— BEGIN Exercise data —
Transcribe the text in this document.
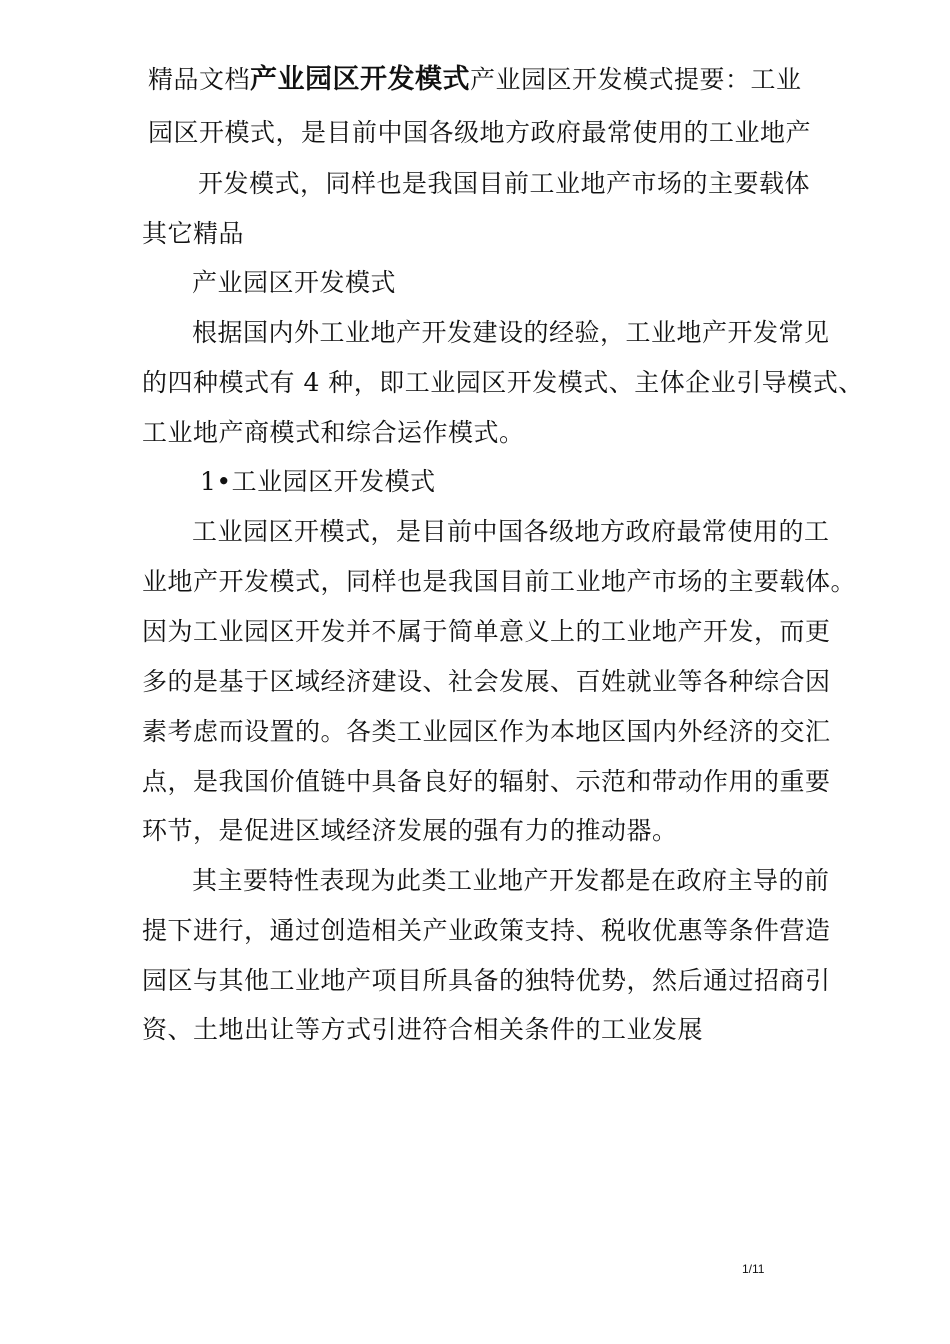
精品文档产业园区开发模式产业园区开发模式提要：工业
园区开模式，是目前中国各级地方政府最常使用的工业地产
开发模式，同样也是我国目前工业地产市场的主要载体
其它精品
产业园区开发模式
根据国内外工业地产开发建设的经验，工业地产开发常见
的四种模式有 4 种，即工业园区开发模式、主体企业引导模式、
工业地产商模式和综合运作模式。
1•工业园区开发模式
工业园区开模式，是目前中国各级地方政府最常使用的工
业地产开发模式，同样也是我国目前工业地产市场的主要载体。
因为工业园区开发并不属于简单意义上的工业地产开发，而更
多的是基于区域经济建设、社会发展、百姓就业等各种综合因
素考虑而设置的。各类工业园区作为本地区国内外经济的交汇
点，是我国价值链中具备良好的辐射、示范和带动作用的重要
环节，是促进区域经济发展的强有力的推动器。
其主要特性表现为此类工业地产开发都是在政府主导的前
提下进行，通过创造相关产业政策支持、税收优惠等条件营造
园区与其他工业地产项目所具备的独特优势，然后通过招商引
资、土地出让等方式引进符合相关条件的工业发展
1/11
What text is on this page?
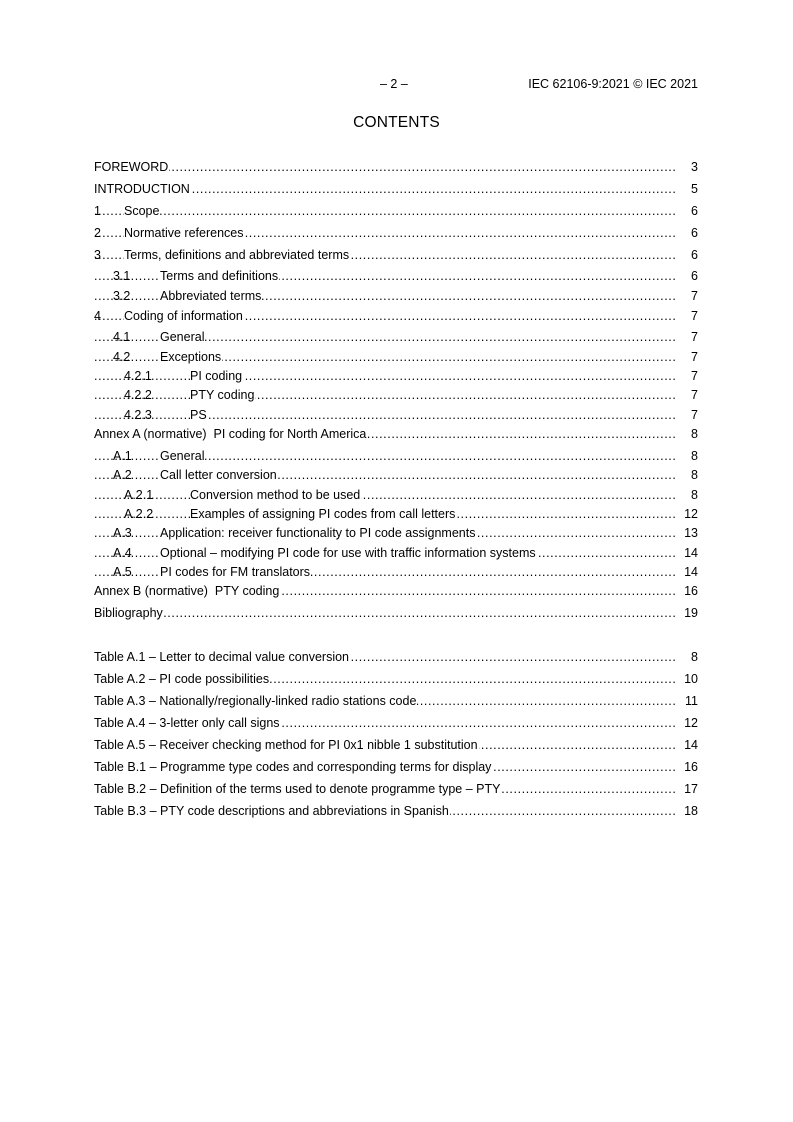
– 2 –	IEC 62106-9:2021 © IEC 2021
CONTENTS
FOREWORD .....	3
INTRODUCTION .....	5
1 Scope .....	6
2 Normative references .....	6
3 Terms, definitions and abbreviated terms .....	6
3.1 Terms and definitions .....	6
3.2 Abbreviated terms .....	7
4 Coding of information .....	7
4.1 General .....	7
4.2 Exceptions .....	7
4.2.1	PI coding .....	7
4.2.2	PTY coding .....	7
4.2.3	PS .....	7
Annex A (normative)  PI coding for North America .....	8
A.1 General .....	8
A.2 Call letter conversion .....	8
A.2.1	Conversion method to be used .....	8
A.2.2	Examples of assigning PI codes from call letters .....	12
A.3 Application: receiver functionality to PI code assignments .....	13
A.4 Optional – modifying PI code for use with traffic information systems .....	14
A.5 PI codes for FM translators .....	14
Annex B (normative)  PTY coding .....	16
Bibliography .....	19
Table A.1 – Letter to decimal value conversion .....	8
Table A.2 – PI code possibilities .....	10
Table A.3 – Nationally/regionally-linked radio stations code .....	11
Table A.4 – 3-letter only call signs .....	12
Table A.5 – Receiver checking method for PI 0x1 nibble 1 substitution .....	14
Table B.1 – Programme type codes and corresponding terms for display .....	16
Table B.2 – Definition of the terms used to denote programme type – PTY .....	17
Table B.3 – PTY code descriptions and abbreviations in Spanish .....	18
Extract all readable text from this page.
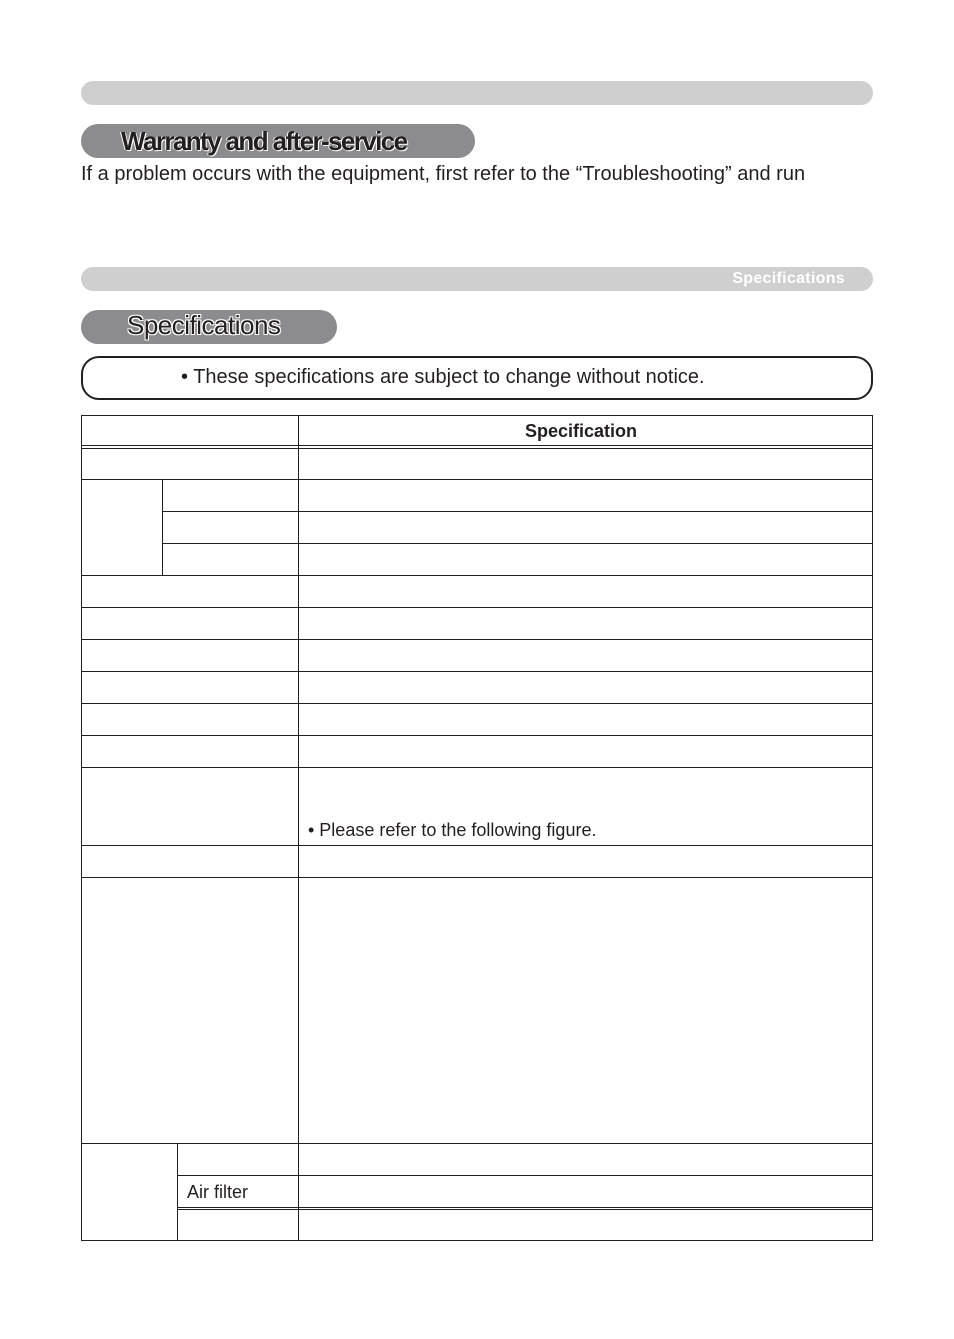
Warranty and after-service
If a problem occurs with the equipment, first refer to the “Troubleshooting” and run
Specifications
Specifications
• These specifications are subject to change without notice.
Specification
• Please refer to the following figure.
Air filter
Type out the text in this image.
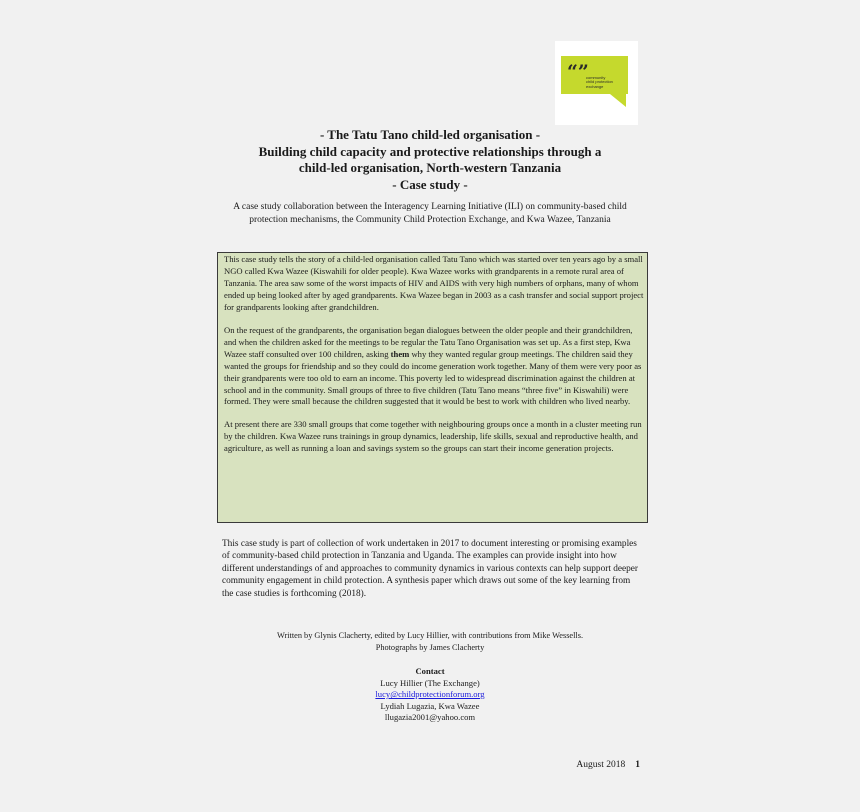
“”
community
child protection
exchange
- The Tatu Tano child-led organisation -
Building child capacity and protective relationships through a
child-led organisation, North-western Tanzania
- Case study -
A case study collaboration between the Interagency Learning Initiative (ILI) on community-based child protection mechanisms, the Community Child Protection Exchange, and Kwa Wazee, Tanzania

This case study tells the story of a child-led organisation called Tatu Tano which was started over ten years ago by a small NGO called Kwa Wazee (Kiswahili for older people). Kwa Wazee works with grandparents in a remote rural area of Tanzania. The area saw some of the worst impacts of HIV and AIDS with very high numbers of orphans, many of whom ended up being looked after by aged grandparents. Kwa Wazee began in 2003 as a cash transfer and social support project for grandparents looking after grandchildren.

On the request of the grandparents, the organisation began dialogues between the older people and their grandchildren, and when the children asked for the meetings to be regular the Tatu Tano Organisation was set up. As a first step, Kwa Wazee staff consulted over 100 children, asking them why they wanted regular group meetings. The children said they wanted the groups for friendship and so they could do income generation work together. Many of them were very poor as their grandparents were too old to earn an income. This poverty led to widespread discrimination against the children at school and in the community. Small groups of three to five children (Tatu Tano means “three five” in Kiswahili) were formed. They were small because the children suggested that it would be best to work with children who lived nearby.

At present there are 330 small groups that come together with neighbouring groups once a month in a cluster meeting run by the children. Kwa Wazee runs trainings in group dynamics, leadership, life skills, sexual and reproductive health, and agriculture, as well as running a loan and savings system so the groups can start their income generation projects.

This case study is part of collection of work undertaken in 2017 to document interesting or promising examples of community-based child protection in Tanzania and Uganda. The examples can provide insight into how different understandings of and approaches to community dynamics in various contexts can help support deeper community engagement in child protection. A synthesis paper which draws out some of the key learning from the case studies is forthcoming (2018).
Written by Glynis Clacherty, edited by Lucy Hillier, with contributions from Mike Wessells.
Photographs by James Clacherty
Contact
Lucy Hillier (The Exchange)
lucy@childprotectionforum.org
Lydiah Lugazia, Kwa Wazee
llugazia2001@yahoo.com
August 2018 1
— END Exercise data —
• _Instruction_
Pictures in the records above are not copied; print everything else exactly.

• _Expected answer_
Transcribe the text in this document.
精品文档产业园区开发模式产业园区开发模式提要：工业
园区开模式，是目前中国各级地方政府最常使用的工业地产
开发模式，同样也是我国目前工业地产市场的主要载体
其它精品
产业园区开发模式
根据国内外工业地产开发建设的经验，工业地产开发常见
的四种模式有 4 种，即工业园区开发模式、主体企业引导模式、
工业地产商模式和综合运作模式。
1•工业园区开发模式
工业园区开模式，是目前中国各级地方政府最常使用的工
业地产开发模式，同样也是我国目前工业地产市场的主要载体。
因为工业园区开发并不属于简单意义上的工业地产开发，而更
多的是基于区域经济建设、社会发展、百姓就业等各种综合因
素考虑而设置的。各类工业园区作为本地区国内外经济的交汇
点，是我国价值链中具备良好的辐射、示范和带动作用的重要
环节，是促进区域经济发展的强有力的推动器。
其主要特性表现为此类工业地产开发都是在政府主导的前
提下进行，通过创造相关产业政策支持、税收优惠等条件营造
园区与其他工业地产项目所具备的独特优势，然后通过招商引
资、土地出让等方式引进符合相关条件的工业发展
1/11
What text is on this page?
– 2 –	IEC 62106-9:2021 © IEC 2021
CONTENTS
FOREWORD .....	3
INTRODUCTION .....	5
1 Scope .....	6
2 Normative references .....	6
3 Terms, definitions and abbreviated terms .....	6
3.1 Terms and definitions .....	6
3.2 Abbreviated terms .....	7
4 Coding of information .....	7
4.1 General .....	7
4.2 Exceptions .....	7
4.2.1	PI coding .....	7
4.2.2	PTY coding .....	7
4.2.3	PS .....	7
Annex A (normative)  PI coding for North America .....	8
A.1 General .....	8
A.2 Call letter conversion .....	8
A.2.1	Conversion method to be used .....	8
A.2.2	Examples of assigning PI codes from call letters .....	12
A.3 Application: receiver functionality to PI code assignments .....	13
A.4 Optional – modifying PI code for use with traffic information systems .....	14
A.5 PI codes for FM translators .....	14
Annex B (normative)  PTY coding .....	16
Bibliography .....	19
Table A.1 – Letter to decimal value conversion .....	8
Table A.2 – PI code possibilities .....	10
Table A.3 – Nationally/regionally-linked radio stations code .....	11
Table A.4 – 3-letter only call signs .....	12
Table A.5 – Receiver checking method for PI 0x1 nibble 1 substitution .....	14
Table B.1 – Programme type codes and corresponding terms for display .....	16
Table B.2 – Definition of the terms used to denote programme type – PTY .....	17
Table B.3 – PTY code descriptions and abbreviations in Spanish .....	18
Extract all readable text from this page.
Warranty and after-service
If a problem occurs with the equipment, first refer to the “Troubleshooting” and run
Specifications
Specifications
• These specifications are subject to change without notice.
Specification
• Please refer to the following figure.
Air filter
Type out the text in this image.
“”
community
child protection
exchange
- The Tatu Tano child-led organisation -
Building child capacity and protective relationships through a
child-led organisation, North-western Tanzania
- Case study -
A case study collaboration between the Interagency Learning Initiative (ILI) on community-based child protection mechanisms, the Community Child Protection Exchange, and Kwa Wazee, Tanzania

This case study tells the story of a child-led organisation called Tatu Tano which was started over ten years ago by a small NGO called Kwa Wazee (Kiswahili for older people). Kwa Wazee works with grandparents in a remote rural area of Tanzania. The area saw some of the worst impacts of HIV and AIDS with very high numbers of orphans, many of whom ended up being looked after by aged grandparents. Kwa Wazee began in 2003 as a cash transfer and social support project for grandparents looking after grandchildren.

On the request of the grandparents, the organisation began dialogues between the older people and their grandchildren, and when the children asked for the meetings to be regular the Tatu Tano Organisation was set up. As a first step, Kwa Wazee staff consulted over 100 children, asking them why they wanted regular group meetings. The children said they wanted the groups for friendship and so they could do income generation work together. Many of them were very poor as their grandparents were too old to earn an income. This poverty led to widespread discrimination against the children at school and in the community. Small groups of three to five children (Tatu Tano means “three five” in Kiswahili) were formed. They were small because the children suggested that it would be best to work with children who lived nearby.

At present there are 330 small groups that come together with neighbouring groups once a month in a cluster meeting run by the children. Kwa Wazee runs trainings in group dynamics, leadership, life skills, sexual and reproductive health, and agriculture, as well as running a loan and savings system so the groups can start their income generation projects.

This case study is part of collection of work undertaken in 2017 to document interesting or promising examples of community-based child protection in Tanzania and Uganda. The examples can provide insight into how different understandings of and approaches to community dynamics in various contexts can help support deeper community engagement in child protection. A synthesis paper which draws out some of the key learning from the case studies is forthcoming (2018).
Written by Glynis Clacherty, edited by Lucy Hillier, with contributions from Mike Wessells.
Photographs by James Clacherty
Contact
Lucy Hillier (The Exchange)
lucy@childprotectionforum.org
Lydiah Lugazia, Kwa Wazee
llugazia2001@yahoo.com
August 2018 1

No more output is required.